### Requirements
All material below is to be reproduced exactly.

### Supplied data
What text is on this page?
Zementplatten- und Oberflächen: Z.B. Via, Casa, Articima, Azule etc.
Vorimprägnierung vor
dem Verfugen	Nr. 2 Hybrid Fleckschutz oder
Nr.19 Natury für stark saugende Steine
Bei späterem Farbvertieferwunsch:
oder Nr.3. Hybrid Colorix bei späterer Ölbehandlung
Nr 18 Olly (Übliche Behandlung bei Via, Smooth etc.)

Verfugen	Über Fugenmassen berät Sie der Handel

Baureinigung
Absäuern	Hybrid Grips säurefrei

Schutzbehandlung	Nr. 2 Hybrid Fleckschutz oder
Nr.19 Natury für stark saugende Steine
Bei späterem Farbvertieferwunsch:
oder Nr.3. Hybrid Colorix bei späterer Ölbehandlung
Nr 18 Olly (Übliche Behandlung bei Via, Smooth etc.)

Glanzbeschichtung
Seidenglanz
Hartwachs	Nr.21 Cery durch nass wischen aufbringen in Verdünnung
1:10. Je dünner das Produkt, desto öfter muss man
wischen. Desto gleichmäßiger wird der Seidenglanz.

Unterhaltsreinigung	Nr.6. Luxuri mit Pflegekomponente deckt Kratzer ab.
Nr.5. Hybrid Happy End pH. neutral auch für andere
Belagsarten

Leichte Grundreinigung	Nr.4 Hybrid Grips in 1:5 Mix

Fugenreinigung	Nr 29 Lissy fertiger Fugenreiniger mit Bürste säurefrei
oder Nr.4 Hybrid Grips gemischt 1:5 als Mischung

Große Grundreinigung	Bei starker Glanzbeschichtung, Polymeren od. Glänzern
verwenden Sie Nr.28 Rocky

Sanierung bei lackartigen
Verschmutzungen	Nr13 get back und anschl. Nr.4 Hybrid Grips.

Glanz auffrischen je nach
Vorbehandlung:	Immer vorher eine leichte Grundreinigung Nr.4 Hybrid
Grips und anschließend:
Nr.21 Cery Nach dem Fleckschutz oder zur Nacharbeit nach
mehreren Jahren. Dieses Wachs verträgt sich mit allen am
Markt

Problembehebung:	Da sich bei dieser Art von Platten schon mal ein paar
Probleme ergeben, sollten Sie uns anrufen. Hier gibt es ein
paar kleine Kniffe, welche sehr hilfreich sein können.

### Correct result
What text is on this page?
Zementplatten- und Oberflächen: Z.B. Via, Casa, Articima, Azule etc.
Vorimprägnierung vor
dem Verfugen	Nr. 2 Hybrid Fleckschutz oder
Nr.19 Natury für stark saugende Steine
Bei späterem Farbvertieferwunsch:
oder Nr.3. Hybrid Colorix bei späterer Ölbehandlung
Nr 18 Olly (Übliche Behandlung bei Via, Smooth etc.)

Verfugen	Über Fugenmassen berät Sie der Handel

Baureinigung
Absäuern	Hybrid Grips säurefrei

Schutzbehandlung	Nr. 2 Hybrid Fleckschutz oder
Nr.19 Natury für stark saugende Steine
Bei späterem Farbvertieferwunsch:
oder Nr.3. Hybrid Colorix bei späterer Ölbehandlung
Nr 18 Olly (Übliche Behandlung bei Via, Smooth etc.)

Glanzbeschichtung
Seidenglanz
Hartwachs	Nr.21 Cery durch nass wischen aufbringen in Verdünnung
1:10. Je dünner das Produkt, desto öfter muss man
wischen. Desto gleichmäßiger wird der Seidenglanz.

Unterhaltsreinigung	Nr.6. Luxuri mit Pflegekomponente deckt Kratzer ab.
Nr.5. Hybrid Happy End pH. neutral auch für andere
Belagsarten

Leichte Grundreinigung	Nr.4 Hybrid Grips in 1:5 Mix

Fugenreinigung	Nr 29 Lissy fertiger Fugenreiniger mit Bürste säurefrei
oder Nr.4 Hybrid Grips gemischt 1:5 als Mischung

Große Grundreinigung	Bei starker Glanzbeschichtung, Polymeren od. Glänzern
verwenden Sie Nr.28 Rocky

Sanierung bei lackartigen
Verschmutzungen	Nr13 get back und anschl. Nr.4 Hybrid Grips.

Glanz auffrischen je nach
Vorbehandlung:	Immer vorher eine leichte Grundreinigung Nr.4 Hybrid
Grips und anschließend:
Nr.21 Cery Nach dem Fleckschutz oder zur Nacharbeit nach
mehreren Jahren. Dieses Wachs verträgt sich mit allen am
Markt

Problembehebung:	Da sich bei dieser Art von Platten schon mal ein paar
Probleme ergeben, sollten Sie uns anrufen. Hier gibt es ein
paar kleine Kniffe, welche sehr hilfreich sein können.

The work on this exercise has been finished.